* start *
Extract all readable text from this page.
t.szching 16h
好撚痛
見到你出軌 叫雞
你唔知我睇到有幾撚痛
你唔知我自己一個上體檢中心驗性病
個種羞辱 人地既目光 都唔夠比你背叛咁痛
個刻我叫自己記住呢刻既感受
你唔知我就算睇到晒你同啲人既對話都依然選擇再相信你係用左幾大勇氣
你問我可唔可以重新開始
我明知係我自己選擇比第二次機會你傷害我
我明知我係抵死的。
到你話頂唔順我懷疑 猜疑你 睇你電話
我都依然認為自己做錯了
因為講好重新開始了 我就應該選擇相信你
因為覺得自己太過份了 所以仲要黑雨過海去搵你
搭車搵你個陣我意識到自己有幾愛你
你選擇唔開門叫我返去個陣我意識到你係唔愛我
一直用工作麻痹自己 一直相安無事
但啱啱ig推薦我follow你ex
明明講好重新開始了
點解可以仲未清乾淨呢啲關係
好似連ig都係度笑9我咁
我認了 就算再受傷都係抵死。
* end *
◆ **Your task**:
Restate every line of the data word for word.

◆ **Right answer**:
Extract all readable text from this page.
t.szching 16h
好撚痛
見到你出軌 叫雞
你唔知我睇到有幾撚痛
你唔知我自己一個上體檢中心驗性病
個種羞辱 人地既目光 都唔夠比你背叛咁痛
個刻我叫自己記住呢刻既感受
你唔知我就算睇到晒你同啲人既對話都依然選擇再相信你係用左幾大勇氣
你問我可唔可以重新開始
我明知係我自己選擇比第二次機會你傷害我
我明知我係抵死的。
到你話頂唔順我懷疑 猜疑你 睇你電話
我都依然認為自己做錯了
因為講好重新開始了 我就應該選擇相信你
因為覺得自己太過份了 所以仲要黑雨過海去搵你
搭車搵你個陣我意識到自己有幾愛你
你選擇唔開門叫我返去個陣我意識到你係唔愛我
一直用工作麻痹自己 一直相安無事
但啱啱ig推薦我follow你ex
明明講好重新開始了
點解可以仲未清乾淨呢啲關係
好似連ig都係度笑9我咁
我認了 就算再受傷都係抵死。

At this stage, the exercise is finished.